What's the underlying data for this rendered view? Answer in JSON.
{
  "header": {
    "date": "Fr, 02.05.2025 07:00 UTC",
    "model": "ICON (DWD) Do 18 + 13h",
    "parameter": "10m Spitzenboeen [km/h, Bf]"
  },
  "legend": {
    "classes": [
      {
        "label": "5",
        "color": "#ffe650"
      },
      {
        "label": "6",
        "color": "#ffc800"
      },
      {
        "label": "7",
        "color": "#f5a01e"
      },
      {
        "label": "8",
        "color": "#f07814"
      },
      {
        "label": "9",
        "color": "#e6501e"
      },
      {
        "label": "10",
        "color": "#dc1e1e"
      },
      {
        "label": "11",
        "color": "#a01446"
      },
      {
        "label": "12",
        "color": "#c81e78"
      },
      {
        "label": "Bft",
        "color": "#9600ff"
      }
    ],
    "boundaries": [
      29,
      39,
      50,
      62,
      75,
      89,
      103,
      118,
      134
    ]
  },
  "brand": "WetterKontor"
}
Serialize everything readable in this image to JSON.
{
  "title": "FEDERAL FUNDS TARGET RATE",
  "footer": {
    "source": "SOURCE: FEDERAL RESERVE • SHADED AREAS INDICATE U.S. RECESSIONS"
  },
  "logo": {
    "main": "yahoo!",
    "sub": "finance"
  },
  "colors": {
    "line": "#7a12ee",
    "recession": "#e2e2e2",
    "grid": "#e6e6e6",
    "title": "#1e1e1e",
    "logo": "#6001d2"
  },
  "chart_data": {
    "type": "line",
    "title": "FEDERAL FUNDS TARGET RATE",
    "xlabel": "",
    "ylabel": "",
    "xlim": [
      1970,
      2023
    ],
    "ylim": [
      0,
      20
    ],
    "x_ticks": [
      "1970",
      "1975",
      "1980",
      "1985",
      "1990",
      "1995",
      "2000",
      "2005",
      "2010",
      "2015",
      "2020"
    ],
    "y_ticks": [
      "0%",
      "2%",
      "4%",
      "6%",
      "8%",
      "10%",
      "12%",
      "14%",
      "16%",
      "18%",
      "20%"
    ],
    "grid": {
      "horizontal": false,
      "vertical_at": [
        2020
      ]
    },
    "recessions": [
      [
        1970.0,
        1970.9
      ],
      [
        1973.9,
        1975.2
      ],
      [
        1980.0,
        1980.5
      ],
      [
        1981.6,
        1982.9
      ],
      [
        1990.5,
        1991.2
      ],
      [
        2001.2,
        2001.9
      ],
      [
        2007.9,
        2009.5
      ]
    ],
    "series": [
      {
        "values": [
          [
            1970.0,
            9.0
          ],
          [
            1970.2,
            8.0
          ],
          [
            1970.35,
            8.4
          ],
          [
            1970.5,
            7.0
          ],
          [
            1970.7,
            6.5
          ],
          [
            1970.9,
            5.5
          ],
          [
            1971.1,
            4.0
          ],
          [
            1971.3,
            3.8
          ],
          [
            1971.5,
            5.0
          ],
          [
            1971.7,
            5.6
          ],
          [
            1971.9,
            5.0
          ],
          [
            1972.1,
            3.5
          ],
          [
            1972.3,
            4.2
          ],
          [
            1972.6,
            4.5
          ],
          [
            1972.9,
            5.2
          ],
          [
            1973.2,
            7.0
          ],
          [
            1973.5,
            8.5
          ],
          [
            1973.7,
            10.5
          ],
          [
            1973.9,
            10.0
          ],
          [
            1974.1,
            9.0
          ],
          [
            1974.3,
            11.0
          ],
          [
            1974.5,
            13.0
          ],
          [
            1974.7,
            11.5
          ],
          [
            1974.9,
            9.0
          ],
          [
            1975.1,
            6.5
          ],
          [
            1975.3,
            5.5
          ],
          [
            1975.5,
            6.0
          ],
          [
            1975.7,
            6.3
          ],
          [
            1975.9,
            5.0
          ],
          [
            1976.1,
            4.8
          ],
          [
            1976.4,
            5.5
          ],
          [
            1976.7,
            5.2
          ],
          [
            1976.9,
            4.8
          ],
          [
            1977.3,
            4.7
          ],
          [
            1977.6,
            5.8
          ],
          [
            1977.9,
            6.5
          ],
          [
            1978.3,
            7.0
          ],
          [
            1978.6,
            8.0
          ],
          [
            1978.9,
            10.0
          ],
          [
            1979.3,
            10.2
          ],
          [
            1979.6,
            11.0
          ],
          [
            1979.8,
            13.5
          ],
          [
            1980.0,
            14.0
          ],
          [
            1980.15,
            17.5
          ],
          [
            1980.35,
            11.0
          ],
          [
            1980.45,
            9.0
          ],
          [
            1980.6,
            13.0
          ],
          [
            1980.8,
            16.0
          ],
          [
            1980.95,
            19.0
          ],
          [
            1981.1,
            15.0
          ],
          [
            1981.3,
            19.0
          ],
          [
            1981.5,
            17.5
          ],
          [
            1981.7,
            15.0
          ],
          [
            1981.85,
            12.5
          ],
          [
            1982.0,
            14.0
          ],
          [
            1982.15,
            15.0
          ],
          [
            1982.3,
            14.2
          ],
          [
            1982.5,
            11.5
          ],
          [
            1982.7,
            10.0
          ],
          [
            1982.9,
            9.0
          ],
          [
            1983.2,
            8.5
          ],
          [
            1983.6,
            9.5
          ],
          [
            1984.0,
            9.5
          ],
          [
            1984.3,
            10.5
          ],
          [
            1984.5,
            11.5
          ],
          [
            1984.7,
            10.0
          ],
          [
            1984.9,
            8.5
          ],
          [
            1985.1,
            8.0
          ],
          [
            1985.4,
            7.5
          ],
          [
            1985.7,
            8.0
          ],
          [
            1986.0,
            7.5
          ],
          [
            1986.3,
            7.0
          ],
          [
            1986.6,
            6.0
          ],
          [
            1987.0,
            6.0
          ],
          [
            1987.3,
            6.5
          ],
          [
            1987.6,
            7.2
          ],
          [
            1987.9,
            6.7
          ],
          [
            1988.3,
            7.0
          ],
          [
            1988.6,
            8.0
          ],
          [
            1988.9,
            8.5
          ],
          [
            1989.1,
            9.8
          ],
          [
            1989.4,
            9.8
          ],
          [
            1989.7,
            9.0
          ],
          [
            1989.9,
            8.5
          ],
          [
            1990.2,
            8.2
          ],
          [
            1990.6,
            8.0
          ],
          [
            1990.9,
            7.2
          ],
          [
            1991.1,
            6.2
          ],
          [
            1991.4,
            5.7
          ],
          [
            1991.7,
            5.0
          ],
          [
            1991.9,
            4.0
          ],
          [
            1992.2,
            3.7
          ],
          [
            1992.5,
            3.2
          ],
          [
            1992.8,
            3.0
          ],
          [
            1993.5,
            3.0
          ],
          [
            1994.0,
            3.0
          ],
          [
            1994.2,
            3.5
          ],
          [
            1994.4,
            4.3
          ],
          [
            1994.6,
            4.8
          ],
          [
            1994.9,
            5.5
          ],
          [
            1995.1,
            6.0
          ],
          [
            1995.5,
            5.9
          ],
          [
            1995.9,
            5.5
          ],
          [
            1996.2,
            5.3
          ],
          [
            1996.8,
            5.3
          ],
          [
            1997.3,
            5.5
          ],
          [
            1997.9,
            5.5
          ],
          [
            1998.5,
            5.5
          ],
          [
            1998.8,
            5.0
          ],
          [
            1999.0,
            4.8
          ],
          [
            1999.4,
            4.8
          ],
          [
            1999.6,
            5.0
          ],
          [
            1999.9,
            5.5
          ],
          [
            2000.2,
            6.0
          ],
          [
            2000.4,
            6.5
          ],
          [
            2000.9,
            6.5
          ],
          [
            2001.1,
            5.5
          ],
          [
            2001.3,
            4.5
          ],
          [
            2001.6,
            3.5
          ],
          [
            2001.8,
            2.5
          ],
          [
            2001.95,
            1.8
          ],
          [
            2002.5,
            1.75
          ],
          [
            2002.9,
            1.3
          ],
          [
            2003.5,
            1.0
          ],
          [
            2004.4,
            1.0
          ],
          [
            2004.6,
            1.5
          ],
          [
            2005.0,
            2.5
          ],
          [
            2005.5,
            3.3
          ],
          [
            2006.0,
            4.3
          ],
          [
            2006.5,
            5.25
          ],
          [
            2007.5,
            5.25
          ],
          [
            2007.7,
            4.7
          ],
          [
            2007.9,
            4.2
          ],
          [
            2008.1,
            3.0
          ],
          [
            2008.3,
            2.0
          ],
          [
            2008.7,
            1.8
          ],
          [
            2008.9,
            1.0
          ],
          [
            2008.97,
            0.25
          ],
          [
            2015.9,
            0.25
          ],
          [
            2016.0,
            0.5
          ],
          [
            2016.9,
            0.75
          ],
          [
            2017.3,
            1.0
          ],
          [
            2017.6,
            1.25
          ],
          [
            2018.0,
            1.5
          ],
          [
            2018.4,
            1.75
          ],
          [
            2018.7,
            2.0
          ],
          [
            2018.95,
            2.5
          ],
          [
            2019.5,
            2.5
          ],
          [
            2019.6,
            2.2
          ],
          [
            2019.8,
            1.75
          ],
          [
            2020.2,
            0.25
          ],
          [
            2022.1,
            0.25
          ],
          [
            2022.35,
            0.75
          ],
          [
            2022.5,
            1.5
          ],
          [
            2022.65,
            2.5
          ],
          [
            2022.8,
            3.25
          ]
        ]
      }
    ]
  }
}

Requirement:
In the lines above, locate the string "RATE". Copy every line where it occurs.

Exercise answer:
  "title": "FEDERAL FUNDS TARGET RATE",
    "title": "FEDERAL FUNDS TARGET RATE",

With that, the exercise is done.